• _Task description_: Look through the material below for "text". Copy every line that contains it.

• _Data for this task_:

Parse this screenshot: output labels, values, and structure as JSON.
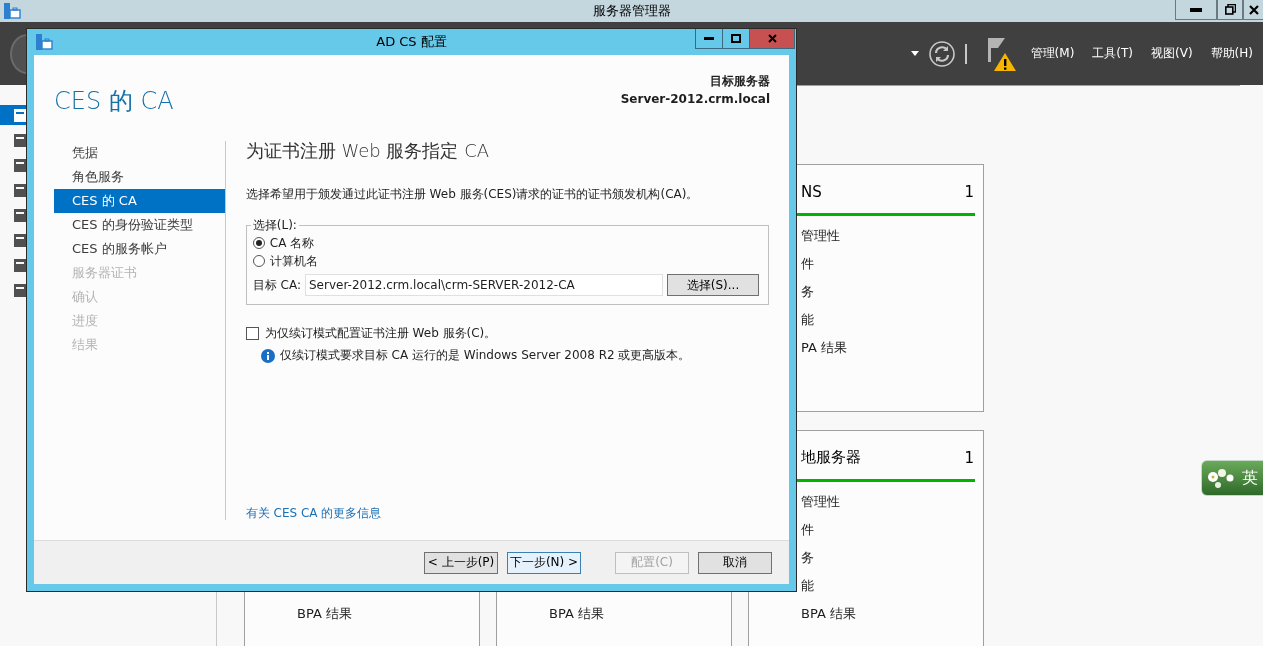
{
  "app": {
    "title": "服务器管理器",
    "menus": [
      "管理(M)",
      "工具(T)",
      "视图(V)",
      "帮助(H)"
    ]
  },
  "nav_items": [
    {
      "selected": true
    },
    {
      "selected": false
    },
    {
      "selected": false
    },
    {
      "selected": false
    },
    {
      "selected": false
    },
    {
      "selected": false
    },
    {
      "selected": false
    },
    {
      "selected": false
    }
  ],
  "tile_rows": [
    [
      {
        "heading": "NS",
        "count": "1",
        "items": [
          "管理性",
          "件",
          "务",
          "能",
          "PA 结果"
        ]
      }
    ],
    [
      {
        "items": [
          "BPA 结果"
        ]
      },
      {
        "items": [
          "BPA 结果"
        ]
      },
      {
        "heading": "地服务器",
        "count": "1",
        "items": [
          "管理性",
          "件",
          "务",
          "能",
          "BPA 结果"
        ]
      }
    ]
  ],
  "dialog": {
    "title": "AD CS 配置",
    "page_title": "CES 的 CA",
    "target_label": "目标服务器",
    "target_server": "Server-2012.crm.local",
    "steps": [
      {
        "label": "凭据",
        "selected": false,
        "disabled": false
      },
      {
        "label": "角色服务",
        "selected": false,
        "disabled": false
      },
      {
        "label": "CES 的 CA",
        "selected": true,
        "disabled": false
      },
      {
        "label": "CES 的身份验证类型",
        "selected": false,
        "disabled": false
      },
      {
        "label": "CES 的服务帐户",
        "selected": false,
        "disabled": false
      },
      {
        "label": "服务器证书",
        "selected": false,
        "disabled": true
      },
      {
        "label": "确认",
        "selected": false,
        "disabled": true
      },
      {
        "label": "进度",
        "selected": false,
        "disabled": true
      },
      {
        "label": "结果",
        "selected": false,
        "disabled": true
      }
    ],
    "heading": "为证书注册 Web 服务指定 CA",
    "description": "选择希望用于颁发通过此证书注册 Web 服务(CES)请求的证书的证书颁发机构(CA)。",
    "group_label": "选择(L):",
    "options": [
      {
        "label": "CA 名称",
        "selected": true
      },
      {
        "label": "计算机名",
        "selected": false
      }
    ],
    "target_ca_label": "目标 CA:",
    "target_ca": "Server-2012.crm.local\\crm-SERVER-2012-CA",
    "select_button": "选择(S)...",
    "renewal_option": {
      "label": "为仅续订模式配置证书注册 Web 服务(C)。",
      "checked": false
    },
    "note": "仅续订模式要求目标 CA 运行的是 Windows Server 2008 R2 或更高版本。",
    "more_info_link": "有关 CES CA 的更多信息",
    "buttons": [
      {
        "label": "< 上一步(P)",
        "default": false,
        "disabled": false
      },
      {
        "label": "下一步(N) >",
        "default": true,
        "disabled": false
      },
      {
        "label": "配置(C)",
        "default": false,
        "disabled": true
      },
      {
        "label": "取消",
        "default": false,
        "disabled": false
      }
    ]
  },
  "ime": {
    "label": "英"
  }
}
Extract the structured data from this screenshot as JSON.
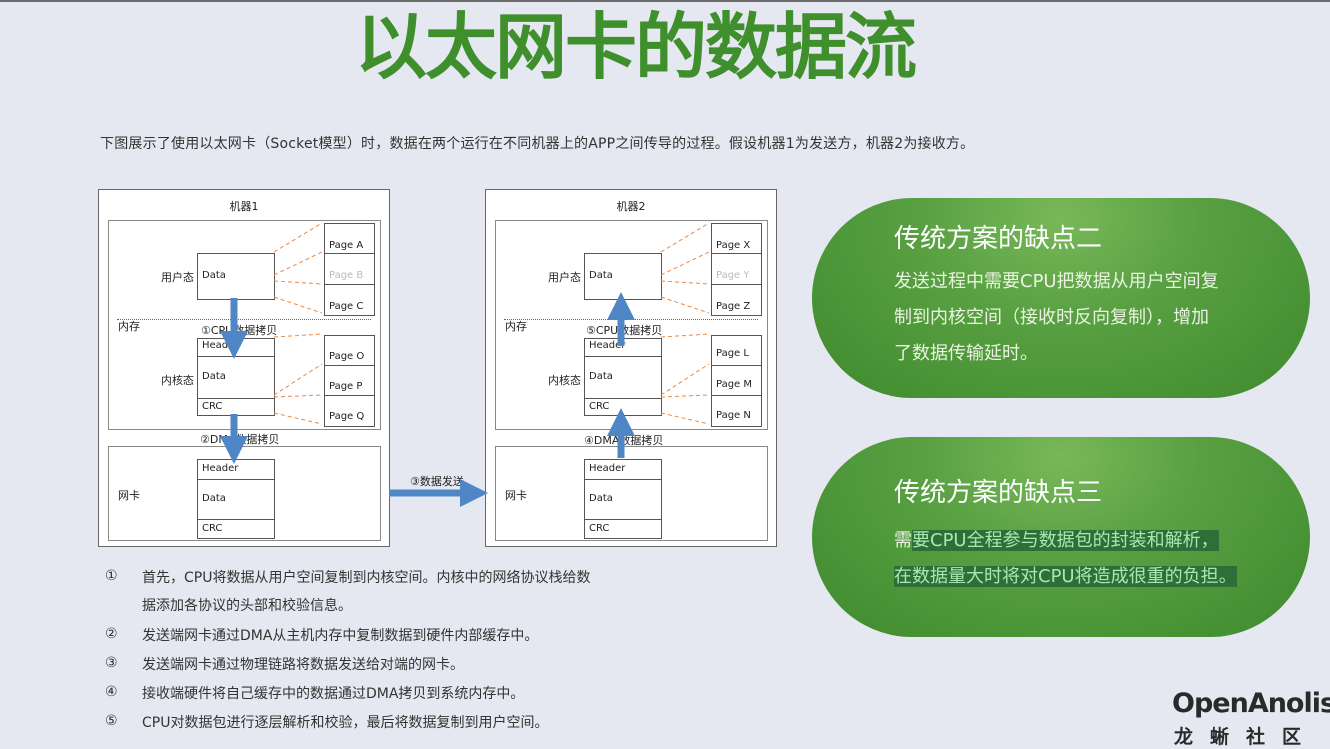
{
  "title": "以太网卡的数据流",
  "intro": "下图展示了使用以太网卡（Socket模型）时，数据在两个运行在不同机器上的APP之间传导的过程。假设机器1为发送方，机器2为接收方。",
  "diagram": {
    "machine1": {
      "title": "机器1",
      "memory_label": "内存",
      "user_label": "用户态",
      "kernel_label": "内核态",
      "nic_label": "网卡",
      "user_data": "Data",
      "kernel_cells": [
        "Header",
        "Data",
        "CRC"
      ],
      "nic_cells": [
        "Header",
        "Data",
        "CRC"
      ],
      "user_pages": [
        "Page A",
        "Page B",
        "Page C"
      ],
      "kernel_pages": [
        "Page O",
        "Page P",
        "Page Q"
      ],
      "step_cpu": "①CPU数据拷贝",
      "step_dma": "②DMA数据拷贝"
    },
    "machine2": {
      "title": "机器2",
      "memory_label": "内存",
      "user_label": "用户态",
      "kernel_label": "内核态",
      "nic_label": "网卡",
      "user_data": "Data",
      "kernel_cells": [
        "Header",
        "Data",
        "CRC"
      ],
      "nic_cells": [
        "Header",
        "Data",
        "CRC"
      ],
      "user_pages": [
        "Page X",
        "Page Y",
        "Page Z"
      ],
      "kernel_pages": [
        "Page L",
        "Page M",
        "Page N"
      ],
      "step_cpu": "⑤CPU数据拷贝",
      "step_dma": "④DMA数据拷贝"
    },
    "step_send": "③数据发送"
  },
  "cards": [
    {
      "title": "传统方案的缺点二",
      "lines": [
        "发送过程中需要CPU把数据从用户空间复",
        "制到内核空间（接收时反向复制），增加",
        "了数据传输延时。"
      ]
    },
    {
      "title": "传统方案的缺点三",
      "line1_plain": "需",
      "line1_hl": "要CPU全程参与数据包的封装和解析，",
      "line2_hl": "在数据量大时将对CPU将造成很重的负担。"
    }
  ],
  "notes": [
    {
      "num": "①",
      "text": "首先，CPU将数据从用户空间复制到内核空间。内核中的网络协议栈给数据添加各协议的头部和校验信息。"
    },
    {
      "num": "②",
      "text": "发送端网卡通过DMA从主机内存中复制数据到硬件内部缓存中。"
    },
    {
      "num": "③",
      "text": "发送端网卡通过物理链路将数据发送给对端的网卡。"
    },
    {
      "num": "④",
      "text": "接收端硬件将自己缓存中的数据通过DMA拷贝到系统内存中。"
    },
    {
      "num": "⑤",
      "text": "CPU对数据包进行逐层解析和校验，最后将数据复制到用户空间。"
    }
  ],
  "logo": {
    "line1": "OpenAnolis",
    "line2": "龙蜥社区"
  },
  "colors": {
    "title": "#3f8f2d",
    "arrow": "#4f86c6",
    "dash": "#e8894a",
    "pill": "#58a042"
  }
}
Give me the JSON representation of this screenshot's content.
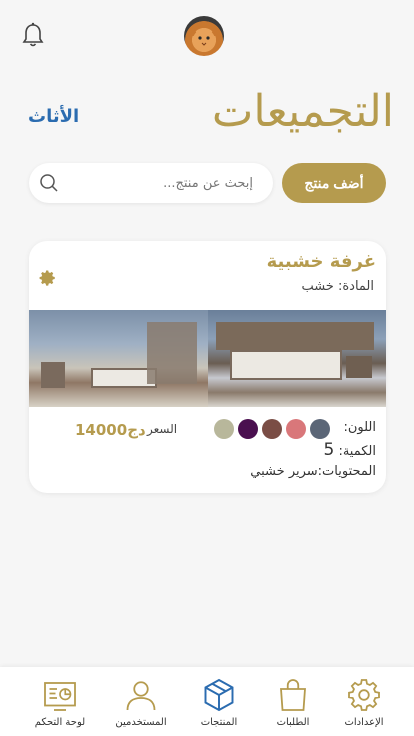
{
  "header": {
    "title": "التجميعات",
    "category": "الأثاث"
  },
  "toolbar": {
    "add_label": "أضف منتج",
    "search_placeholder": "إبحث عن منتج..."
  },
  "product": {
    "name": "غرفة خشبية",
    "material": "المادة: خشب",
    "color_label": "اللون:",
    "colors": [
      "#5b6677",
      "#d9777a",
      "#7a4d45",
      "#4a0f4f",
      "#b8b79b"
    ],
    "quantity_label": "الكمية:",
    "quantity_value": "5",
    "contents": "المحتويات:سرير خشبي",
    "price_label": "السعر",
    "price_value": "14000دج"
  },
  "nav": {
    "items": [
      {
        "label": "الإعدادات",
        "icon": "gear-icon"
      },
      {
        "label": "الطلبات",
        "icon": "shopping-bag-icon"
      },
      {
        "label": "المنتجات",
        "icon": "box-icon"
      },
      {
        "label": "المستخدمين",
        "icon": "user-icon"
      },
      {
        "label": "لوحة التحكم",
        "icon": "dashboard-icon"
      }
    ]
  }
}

• _The completed task_:
      "text": "首先，CPU将数据从用户空间复制到内核空间。内核中的网络协议栈给数据添加各协议的头部和校验信息。"
      "text": "发送端网卡通过DMA从主机内存中复制数据到硬件内部缓存中。"
      "text": "发送端网卡通过物理链路将数据发送给对端的网卡。"
      "text": "接收端硬件将自己缓存中的数据通过DMA拷贝到系统内存中。"
      "text": "CPU对数据包进行逐层解析和校验，最后将数据复制到用户空间。"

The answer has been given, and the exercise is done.